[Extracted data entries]
===============

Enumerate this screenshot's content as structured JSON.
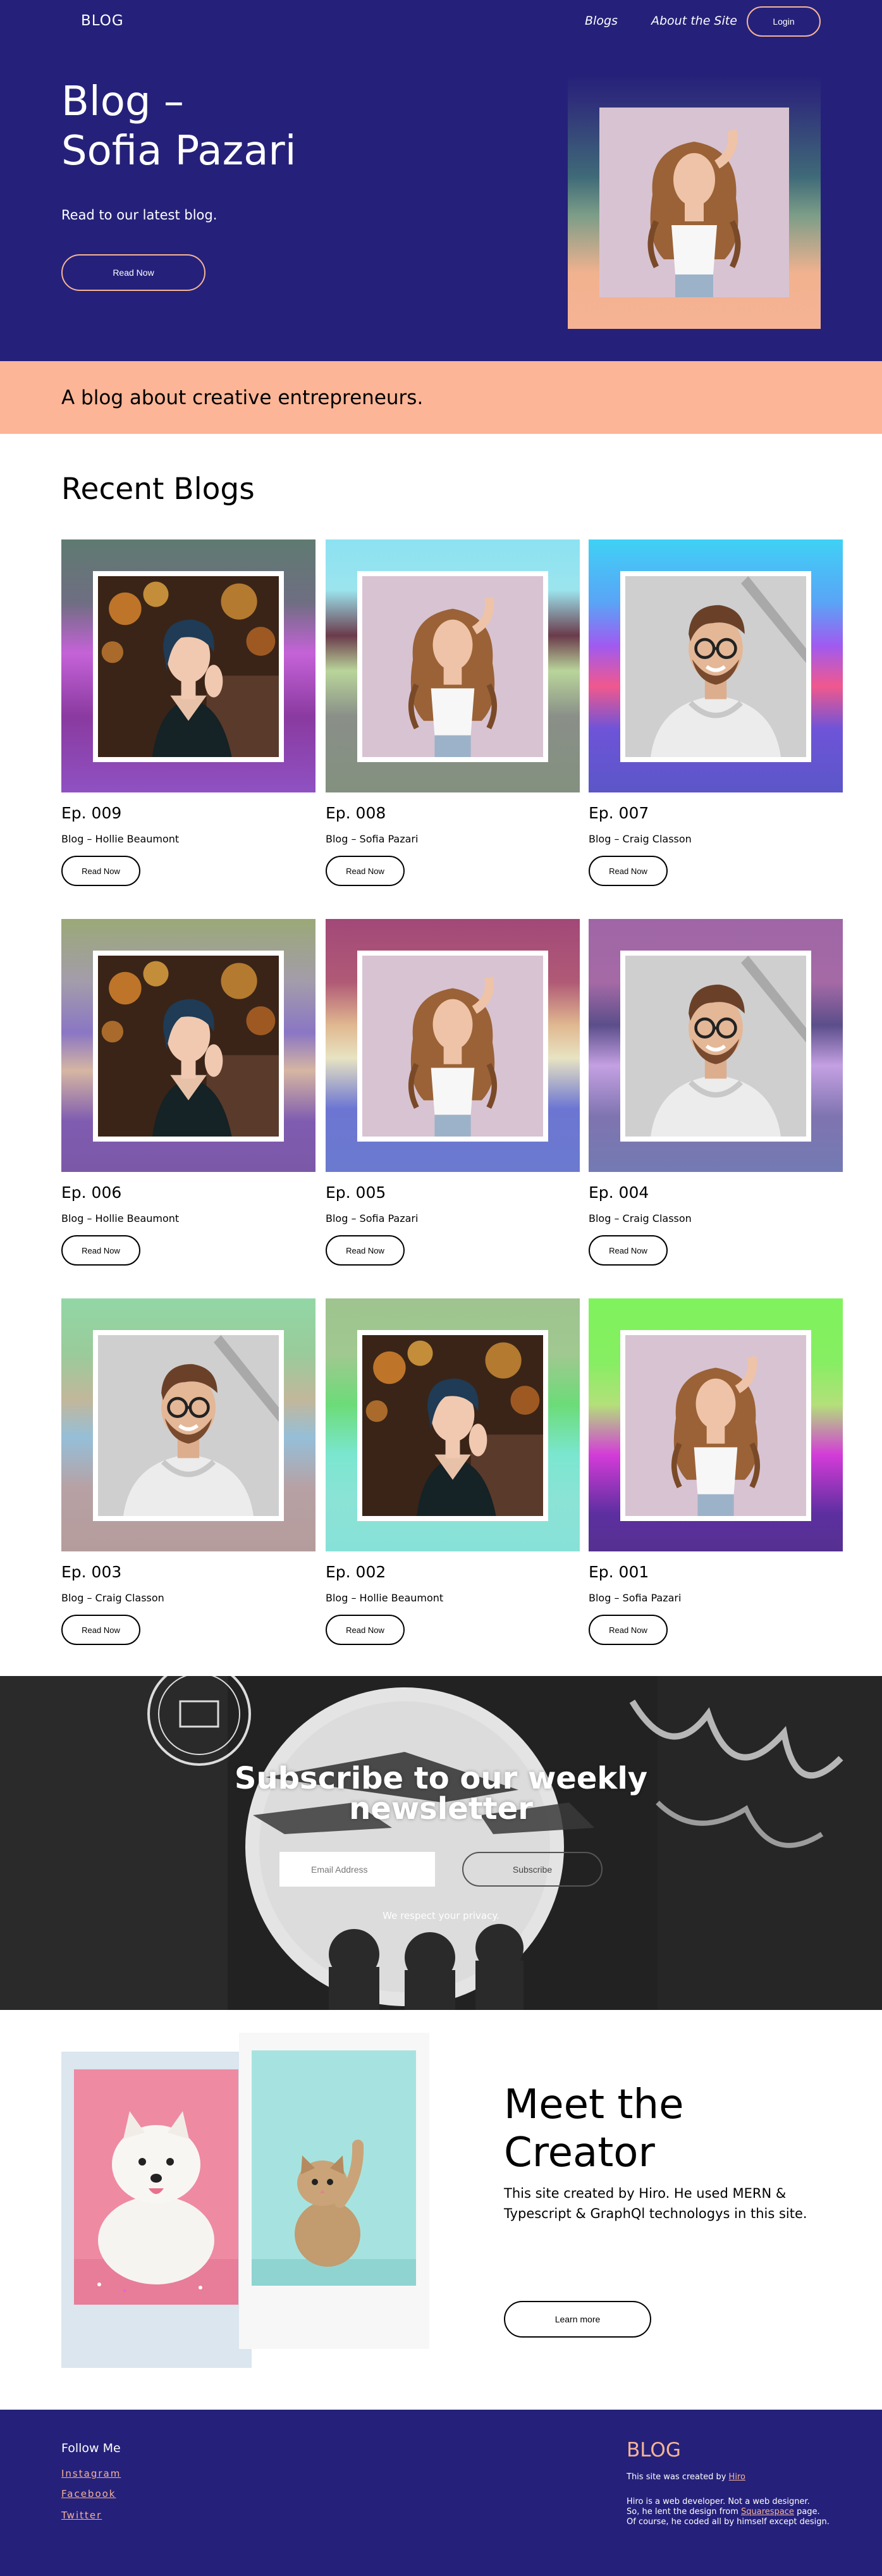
{
  "header": {
    "logo": "BLOG",
    "nav": {
      "blogs": "Blogs",
      "about": "About the Site"
    },
    "login": "Login"
  },
  "hero": {
    "title_line1": "Blog –",
    "title_line2": "Sofia Pazari",
    "subtitle": "Read to our latest blog.",
    "button": "Read Now"
  },
  "tagline": "A blog about creative entrepreneurs.",
  "recent": {
    "title": "Recent Blogs",
    "read_label": "Read Now",
    "cards": [
      {
        "ep": "Ep. 009",
        "author": "Blog – Hollie Beaumont",
        "photo": "hollie-portrait"
      },
      {
        "ep": "Ep. 008",
        "author": "Blog – Sofia Pazari",
        "photo": "sofia-portrait"
      },
      {
        "ep": "Ep. 007",
        "author": "Blog – Craig Classon",
        "photo": "craig-portrait"
      },
      {
        "ep": "Ep. 006",
        "author": "Blog – Hollie Beaumont",
        "photo": "hollie-portrait"
      },
      {
        "ep": "Ep. 005",
        "author": "Blog – Sofia Pazari",
        "photo": "sofia-portrait"
      },
      {
        "ep": "Ep. 004",
        "author": "Blog – Craig Classon",
        "photo": "craig-portrait"
      },
      {
        "ep": "Ep. 003",
        "author": "Blog – Craig Classon",
        "photo": "craig-portrait"
      },
      {
        "ep": "Ep. 002",
        "author": "Blog – Hollie Beaumont",
        "photo": "hollie-portrait"
      },
      {
        "ep": "Ep. 001",
        "author": "Blog – Sofia Pazari",
        "photo": "sofia-portrait"
      }
    ]
  },
  "newsletter": {
    "title_line1": "Subscribe to our weekly",
    "title_line2": "newsletter",
    "email_placeholder": "Email Address",
    "subscribe": "Subscribe",
    "privacy": "We respect your privacy."
  },
  "creator": {
    "title_line1": "Meet the",
    "title_line2": "Creator",
    "description": "This site created by Hiro. He used MERN & Typescript & GraphQl technologys in this site.",
    "button": "Learn more"
  },
  "footer": {
    "follow": "Follow Me",
    "social": [
      "Instagram",
      "Facebook",
      "Twitter"
    ],
    "logo": "BLOG",
    "credit_prefix": "This site was created by ",
    "credit_name": "Hiro",
    "bio_line1": "Hiro is a web developer. Not a web designer.",
    "bio_line2_prefix": "So, he lent the design from ",
    "bio_line2_link": "Squarespace",
    "bio_line2_suffix": " page.",
    "bio_line3": "Of course, he coded all by himself except design."
  },
  "colors": {
    "navy": "#25217a",
    "peach": "#fcb596",
    "accent": "#f6b496"
  }
}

===============

• [What you will do]
How many lines in these entries contain the string "newsletter"? State the number and nothing more.

• [Exercise response]
2